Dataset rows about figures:
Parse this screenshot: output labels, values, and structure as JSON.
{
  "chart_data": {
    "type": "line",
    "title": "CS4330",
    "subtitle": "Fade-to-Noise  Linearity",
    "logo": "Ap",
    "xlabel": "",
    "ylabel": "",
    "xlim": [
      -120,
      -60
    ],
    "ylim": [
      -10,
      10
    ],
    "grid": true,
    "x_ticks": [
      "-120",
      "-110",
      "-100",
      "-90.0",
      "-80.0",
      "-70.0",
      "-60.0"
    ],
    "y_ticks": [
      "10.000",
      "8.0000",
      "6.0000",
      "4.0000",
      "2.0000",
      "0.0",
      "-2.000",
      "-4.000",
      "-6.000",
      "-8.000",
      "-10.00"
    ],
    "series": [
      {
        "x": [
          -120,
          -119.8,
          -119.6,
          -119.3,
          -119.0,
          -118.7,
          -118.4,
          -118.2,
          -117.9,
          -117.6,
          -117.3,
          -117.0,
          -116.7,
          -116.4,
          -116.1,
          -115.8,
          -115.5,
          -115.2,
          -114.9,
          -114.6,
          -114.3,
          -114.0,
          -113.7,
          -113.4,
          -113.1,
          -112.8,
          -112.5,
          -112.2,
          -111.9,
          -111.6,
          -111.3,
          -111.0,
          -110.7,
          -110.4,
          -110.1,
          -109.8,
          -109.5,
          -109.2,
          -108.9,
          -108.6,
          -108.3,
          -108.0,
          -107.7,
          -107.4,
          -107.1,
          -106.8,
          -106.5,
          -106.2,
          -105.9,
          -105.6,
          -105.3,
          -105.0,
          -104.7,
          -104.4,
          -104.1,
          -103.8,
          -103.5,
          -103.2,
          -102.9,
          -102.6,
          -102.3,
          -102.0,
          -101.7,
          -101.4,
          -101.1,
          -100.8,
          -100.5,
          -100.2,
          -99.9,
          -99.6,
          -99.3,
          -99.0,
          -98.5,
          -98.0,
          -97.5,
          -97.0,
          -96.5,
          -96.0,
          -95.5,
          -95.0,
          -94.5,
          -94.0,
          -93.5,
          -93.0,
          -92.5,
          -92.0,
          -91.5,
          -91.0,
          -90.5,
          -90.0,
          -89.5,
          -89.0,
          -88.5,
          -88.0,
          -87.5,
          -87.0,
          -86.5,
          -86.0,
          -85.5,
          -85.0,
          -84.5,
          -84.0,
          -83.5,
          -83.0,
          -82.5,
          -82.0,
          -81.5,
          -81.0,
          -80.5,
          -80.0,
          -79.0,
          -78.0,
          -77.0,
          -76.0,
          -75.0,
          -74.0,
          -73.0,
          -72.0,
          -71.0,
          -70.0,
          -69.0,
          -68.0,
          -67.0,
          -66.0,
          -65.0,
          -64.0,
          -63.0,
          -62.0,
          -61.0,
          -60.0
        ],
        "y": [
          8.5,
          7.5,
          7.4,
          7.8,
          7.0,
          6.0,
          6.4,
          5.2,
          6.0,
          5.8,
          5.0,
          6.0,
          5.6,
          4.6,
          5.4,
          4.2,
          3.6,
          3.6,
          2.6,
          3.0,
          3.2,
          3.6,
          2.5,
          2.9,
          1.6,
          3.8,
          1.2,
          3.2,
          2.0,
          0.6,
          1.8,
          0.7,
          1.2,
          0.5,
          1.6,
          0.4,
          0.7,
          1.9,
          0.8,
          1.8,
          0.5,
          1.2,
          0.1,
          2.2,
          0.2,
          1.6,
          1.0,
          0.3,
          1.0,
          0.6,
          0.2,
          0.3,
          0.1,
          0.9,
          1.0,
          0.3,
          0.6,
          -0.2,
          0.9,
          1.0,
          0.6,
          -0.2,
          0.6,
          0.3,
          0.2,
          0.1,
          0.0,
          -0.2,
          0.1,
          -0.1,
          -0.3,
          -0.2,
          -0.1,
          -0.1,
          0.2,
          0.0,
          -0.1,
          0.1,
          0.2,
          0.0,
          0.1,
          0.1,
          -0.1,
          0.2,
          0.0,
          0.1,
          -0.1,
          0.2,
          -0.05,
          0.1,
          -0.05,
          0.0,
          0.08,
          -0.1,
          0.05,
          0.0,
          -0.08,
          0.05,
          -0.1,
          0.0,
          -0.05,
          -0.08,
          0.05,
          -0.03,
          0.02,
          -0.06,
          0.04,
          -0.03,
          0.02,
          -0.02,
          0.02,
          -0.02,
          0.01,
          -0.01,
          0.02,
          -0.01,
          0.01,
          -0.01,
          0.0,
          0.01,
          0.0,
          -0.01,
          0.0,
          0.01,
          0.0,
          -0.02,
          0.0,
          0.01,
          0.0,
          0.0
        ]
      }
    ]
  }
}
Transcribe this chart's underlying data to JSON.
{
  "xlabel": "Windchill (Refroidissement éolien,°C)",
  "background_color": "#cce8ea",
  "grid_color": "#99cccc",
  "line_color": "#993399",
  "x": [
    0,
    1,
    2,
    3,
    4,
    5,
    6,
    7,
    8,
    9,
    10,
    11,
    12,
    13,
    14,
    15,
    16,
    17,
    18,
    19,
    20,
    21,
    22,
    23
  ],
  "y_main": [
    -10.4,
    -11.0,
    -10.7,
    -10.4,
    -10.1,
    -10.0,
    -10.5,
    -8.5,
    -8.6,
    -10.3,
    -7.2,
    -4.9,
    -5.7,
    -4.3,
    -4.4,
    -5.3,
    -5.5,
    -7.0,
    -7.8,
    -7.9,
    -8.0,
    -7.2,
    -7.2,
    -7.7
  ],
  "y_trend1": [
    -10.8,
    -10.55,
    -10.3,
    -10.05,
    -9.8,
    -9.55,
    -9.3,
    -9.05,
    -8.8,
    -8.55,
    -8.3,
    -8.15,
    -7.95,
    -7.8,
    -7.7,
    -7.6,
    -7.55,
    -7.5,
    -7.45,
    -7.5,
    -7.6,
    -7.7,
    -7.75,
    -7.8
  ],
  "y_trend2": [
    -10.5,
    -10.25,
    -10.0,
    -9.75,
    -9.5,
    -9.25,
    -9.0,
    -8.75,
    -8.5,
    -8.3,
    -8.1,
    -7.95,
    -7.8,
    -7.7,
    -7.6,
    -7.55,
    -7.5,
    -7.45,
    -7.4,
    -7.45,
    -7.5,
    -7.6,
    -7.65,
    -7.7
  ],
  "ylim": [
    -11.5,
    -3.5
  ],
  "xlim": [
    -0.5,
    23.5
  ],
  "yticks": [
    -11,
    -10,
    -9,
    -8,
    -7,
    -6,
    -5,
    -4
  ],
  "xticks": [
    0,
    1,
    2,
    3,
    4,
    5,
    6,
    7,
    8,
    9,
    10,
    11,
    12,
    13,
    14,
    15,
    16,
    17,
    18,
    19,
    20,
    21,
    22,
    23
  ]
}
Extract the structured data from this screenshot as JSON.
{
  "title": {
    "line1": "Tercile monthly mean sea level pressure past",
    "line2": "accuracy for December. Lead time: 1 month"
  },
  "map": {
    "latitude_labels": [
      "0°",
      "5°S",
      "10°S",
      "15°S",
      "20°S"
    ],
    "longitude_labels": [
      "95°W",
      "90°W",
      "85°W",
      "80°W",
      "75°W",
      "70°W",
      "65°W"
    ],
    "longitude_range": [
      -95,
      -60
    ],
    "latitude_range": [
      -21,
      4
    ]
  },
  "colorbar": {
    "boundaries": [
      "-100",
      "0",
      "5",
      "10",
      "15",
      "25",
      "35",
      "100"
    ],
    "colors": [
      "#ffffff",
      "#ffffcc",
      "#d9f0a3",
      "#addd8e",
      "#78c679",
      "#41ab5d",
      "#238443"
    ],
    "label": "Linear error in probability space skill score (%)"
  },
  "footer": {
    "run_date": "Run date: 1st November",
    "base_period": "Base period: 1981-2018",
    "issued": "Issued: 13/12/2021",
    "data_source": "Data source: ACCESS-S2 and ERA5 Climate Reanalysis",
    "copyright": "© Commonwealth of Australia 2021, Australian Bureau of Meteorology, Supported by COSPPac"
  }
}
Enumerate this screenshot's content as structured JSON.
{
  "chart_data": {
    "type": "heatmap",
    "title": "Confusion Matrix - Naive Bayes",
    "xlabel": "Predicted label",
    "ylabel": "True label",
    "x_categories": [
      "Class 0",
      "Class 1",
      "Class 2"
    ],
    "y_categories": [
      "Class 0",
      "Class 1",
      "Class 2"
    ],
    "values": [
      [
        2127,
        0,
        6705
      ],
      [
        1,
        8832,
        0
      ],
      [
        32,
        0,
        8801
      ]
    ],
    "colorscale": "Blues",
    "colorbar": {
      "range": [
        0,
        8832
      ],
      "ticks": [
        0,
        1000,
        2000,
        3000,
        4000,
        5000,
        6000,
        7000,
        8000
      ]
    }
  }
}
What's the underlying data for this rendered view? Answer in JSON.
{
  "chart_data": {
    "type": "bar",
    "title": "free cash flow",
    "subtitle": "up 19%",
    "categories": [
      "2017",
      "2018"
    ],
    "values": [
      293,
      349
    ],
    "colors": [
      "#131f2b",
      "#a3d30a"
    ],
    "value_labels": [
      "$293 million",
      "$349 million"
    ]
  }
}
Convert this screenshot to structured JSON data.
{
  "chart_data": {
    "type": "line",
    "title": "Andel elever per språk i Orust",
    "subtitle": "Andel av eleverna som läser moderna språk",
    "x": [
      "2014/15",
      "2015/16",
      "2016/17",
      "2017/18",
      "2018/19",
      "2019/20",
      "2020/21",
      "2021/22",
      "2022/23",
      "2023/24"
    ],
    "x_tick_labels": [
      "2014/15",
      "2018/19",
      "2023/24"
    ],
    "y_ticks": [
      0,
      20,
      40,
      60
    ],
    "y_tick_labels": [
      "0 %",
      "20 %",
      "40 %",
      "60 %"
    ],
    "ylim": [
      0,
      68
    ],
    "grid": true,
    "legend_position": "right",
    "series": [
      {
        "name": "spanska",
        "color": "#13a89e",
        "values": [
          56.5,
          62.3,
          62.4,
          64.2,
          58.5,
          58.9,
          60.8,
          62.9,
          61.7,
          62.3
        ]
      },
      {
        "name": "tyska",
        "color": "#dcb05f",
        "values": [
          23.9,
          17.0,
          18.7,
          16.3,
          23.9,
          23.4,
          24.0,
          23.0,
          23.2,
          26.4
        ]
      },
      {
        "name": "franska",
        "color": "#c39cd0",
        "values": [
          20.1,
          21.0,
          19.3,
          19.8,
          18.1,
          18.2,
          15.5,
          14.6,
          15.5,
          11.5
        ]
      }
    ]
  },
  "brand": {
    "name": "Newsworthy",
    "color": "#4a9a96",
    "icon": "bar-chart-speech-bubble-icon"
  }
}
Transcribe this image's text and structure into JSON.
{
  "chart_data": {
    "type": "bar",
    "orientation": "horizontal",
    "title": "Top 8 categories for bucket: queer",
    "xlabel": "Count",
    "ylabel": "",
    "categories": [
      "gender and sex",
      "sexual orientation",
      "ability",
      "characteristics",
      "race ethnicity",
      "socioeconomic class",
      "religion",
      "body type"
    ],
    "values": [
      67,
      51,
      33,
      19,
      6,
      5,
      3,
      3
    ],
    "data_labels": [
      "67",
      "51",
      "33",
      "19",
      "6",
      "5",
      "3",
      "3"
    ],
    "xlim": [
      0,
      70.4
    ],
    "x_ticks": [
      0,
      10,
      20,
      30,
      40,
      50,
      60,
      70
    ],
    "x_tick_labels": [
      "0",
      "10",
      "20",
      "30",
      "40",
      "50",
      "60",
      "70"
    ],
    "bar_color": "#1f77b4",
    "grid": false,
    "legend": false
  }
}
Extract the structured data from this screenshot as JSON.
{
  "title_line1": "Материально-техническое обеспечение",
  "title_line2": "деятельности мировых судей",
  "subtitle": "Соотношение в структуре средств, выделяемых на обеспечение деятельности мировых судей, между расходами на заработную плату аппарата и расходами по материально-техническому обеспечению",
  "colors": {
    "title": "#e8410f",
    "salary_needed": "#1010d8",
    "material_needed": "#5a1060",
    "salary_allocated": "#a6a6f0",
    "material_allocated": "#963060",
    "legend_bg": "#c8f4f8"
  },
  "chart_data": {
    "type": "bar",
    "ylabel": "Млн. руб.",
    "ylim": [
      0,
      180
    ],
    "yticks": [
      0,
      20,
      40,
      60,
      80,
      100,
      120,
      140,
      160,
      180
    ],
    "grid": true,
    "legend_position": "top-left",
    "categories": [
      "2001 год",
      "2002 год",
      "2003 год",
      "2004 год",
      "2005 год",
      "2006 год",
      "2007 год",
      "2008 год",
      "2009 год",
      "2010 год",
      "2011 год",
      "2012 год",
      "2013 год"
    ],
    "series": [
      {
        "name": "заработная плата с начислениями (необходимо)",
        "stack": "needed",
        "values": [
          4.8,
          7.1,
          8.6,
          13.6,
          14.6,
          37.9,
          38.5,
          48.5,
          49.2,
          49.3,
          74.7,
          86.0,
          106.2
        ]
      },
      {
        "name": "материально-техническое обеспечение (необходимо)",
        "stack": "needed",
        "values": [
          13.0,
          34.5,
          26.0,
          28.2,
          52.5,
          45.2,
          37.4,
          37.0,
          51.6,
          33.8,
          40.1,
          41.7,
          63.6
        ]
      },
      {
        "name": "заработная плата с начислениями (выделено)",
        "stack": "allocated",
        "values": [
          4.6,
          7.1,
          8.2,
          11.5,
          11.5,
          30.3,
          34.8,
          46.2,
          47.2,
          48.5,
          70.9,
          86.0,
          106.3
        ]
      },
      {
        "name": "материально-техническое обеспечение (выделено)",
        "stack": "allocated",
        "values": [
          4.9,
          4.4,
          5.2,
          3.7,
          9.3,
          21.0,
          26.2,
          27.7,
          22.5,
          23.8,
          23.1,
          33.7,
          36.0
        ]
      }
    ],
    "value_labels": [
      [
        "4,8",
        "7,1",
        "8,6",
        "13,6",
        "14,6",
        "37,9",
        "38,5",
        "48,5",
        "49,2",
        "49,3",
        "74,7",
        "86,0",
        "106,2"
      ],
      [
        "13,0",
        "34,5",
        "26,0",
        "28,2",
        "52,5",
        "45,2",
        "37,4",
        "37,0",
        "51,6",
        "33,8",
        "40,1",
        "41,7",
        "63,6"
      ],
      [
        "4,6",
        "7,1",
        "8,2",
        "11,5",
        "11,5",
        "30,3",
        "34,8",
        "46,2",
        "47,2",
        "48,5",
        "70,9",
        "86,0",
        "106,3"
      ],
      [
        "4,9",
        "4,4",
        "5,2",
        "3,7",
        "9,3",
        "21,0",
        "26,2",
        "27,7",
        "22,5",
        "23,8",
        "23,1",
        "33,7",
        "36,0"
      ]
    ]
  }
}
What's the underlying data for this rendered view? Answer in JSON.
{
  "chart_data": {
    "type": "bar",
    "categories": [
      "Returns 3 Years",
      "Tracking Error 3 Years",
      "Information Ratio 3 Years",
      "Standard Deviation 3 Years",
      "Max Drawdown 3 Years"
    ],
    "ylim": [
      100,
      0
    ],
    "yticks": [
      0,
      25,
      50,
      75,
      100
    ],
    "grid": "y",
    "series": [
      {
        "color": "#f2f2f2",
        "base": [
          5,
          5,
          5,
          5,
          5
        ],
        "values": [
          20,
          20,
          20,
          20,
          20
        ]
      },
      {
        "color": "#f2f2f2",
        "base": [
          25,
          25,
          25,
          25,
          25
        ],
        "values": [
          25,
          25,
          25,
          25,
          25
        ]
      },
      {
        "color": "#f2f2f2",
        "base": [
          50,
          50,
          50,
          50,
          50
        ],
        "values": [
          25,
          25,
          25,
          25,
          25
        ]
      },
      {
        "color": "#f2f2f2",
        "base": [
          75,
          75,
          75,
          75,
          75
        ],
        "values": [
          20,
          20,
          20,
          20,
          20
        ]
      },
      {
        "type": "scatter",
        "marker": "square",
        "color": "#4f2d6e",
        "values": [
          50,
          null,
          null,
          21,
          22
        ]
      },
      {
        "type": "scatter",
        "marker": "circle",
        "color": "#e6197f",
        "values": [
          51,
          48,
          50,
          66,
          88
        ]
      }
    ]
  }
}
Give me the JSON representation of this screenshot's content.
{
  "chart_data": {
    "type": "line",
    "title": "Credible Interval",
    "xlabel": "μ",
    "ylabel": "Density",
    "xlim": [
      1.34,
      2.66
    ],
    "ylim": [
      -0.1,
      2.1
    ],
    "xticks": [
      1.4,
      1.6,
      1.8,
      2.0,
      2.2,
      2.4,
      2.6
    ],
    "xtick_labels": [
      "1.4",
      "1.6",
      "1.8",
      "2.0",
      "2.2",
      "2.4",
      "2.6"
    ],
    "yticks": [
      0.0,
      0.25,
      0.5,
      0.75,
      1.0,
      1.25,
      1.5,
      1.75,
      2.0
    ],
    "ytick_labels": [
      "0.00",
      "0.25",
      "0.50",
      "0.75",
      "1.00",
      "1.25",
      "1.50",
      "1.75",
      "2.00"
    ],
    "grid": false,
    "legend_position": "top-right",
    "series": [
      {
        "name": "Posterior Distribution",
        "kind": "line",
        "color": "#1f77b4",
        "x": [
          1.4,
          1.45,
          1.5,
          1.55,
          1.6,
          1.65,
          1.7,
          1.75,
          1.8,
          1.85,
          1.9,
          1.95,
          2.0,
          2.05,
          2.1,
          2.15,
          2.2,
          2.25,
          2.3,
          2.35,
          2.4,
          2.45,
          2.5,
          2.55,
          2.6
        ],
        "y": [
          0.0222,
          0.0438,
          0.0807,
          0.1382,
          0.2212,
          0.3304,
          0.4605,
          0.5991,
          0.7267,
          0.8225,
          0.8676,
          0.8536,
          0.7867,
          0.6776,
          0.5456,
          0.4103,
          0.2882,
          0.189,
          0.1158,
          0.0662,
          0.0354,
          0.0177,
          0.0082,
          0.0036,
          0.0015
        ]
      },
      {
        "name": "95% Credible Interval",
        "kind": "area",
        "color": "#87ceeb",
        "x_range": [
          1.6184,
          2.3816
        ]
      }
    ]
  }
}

INSTRUCTIONS FOR THE TASK:
Select the lines that carry the string "техническое" and copy them.

RESPONSE TO THIS TASK:
  "title_line1": "Материально-техническое обеспечение",
        "name": "материально-техническое обеспечение (необходимо)",
        "name": "материально-техническое обеспечение (выделено)",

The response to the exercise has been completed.